Data entries

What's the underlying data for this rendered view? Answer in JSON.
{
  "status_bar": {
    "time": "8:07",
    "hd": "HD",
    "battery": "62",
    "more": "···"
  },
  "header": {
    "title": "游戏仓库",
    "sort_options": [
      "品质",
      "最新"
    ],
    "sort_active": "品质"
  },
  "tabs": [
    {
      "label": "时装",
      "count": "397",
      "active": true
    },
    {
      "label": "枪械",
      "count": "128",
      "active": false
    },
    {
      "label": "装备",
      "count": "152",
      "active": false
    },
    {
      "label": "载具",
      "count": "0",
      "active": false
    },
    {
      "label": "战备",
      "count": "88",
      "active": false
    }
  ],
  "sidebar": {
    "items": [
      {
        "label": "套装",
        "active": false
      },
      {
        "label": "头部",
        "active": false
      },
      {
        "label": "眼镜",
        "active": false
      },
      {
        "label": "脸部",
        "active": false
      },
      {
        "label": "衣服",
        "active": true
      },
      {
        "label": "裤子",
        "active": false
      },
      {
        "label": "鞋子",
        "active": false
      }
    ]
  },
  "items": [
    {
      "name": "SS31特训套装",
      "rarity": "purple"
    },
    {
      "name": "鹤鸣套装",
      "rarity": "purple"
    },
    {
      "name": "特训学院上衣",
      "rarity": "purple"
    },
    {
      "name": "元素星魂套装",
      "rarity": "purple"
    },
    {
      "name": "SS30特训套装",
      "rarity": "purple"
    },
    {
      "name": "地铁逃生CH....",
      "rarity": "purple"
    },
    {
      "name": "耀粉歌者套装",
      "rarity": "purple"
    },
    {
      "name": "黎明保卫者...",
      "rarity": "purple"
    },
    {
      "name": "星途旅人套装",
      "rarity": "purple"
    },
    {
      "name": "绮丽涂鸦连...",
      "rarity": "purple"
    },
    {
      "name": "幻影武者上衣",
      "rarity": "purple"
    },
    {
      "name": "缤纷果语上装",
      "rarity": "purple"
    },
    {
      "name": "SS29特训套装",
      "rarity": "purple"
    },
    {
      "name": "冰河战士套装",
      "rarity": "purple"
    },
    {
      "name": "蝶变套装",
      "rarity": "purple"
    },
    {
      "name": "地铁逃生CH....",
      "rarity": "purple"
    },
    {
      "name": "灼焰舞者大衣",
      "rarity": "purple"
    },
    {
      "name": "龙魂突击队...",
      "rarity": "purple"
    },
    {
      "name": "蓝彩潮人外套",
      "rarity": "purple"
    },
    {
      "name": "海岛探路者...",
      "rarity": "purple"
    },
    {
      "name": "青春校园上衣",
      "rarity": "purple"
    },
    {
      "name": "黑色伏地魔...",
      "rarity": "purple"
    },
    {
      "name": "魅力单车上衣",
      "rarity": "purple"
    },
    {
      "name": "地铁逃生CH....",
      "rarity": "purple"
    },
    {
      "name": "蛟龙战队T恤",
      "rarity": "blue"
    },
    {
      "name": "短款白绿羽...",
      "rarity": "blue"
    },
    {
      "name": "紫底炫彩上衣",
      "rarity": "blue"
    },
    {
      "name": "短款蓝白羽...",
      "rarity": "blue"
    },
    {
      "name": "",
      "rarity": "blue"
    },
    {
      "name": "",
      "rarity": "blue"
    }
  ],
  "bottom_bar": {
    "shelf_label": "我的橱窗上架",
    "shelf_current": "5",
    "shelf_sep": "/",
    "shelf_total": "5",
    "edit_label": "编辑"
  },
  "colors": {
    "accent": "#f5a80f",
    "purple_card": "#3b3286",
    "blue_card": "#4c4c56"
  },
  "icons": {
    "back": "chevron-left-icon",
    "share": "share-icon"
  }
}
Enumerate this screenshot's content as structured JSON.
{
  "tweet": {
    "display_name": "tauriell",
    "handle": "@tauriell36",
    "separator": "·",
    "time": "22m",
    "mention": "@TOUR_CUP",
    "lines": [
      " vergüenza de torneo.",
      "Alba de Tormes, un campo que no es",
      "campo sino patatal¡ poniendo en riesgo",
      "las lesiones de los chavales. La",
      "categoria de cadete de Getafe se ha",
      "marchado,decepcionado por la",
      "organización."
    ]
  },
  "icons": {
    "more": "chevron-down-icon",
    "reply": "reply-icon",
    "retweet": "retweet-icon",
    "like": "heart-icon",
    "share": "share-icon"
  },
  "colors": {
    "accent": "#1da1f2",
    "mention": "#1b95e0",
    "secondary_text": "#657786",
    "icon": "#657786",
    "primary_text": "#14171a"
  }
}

What you have to do
Repeat only the stretch of lines that opens with the line containing "Enumerate this screenshot's" and closes with the final line of the entries, both included, exactly as written.

Finished answer
Enumerate this screenshot's content as structured JSON.
{
  "tweet": {
    "display_name": "tauriell",
    "handle": "@tauriell36",
    "separator": "·",
    "time": "22m",
    "mention": "@TOUR_CUP",
    "lines": [
      " vergüenza de torneo.",
      "Alba de Tormes, un campo que no es",
      "campo sino patatal¡ poniendo en riesgo",
      "las lesiones de los chavales. La",
      "categoria de cadete de Getafe se ha",
      "marchado,decepcionado por la",
      "organización."
    ]
  },
  "icons": {
    "more": "chevron-down-icon",
    "reply": "reply-icon",
    "retweet": "retweet-icon",
    "like": "heart-icon",
    "share": "share-icon"
  },
  "colors": {
    "accent": "#1da1f2",
    "mention": "#1b95e0",
    "secondary_text": "#657786",
    "icon": "#657786",
    "primary_text": "#14171a"
  }
}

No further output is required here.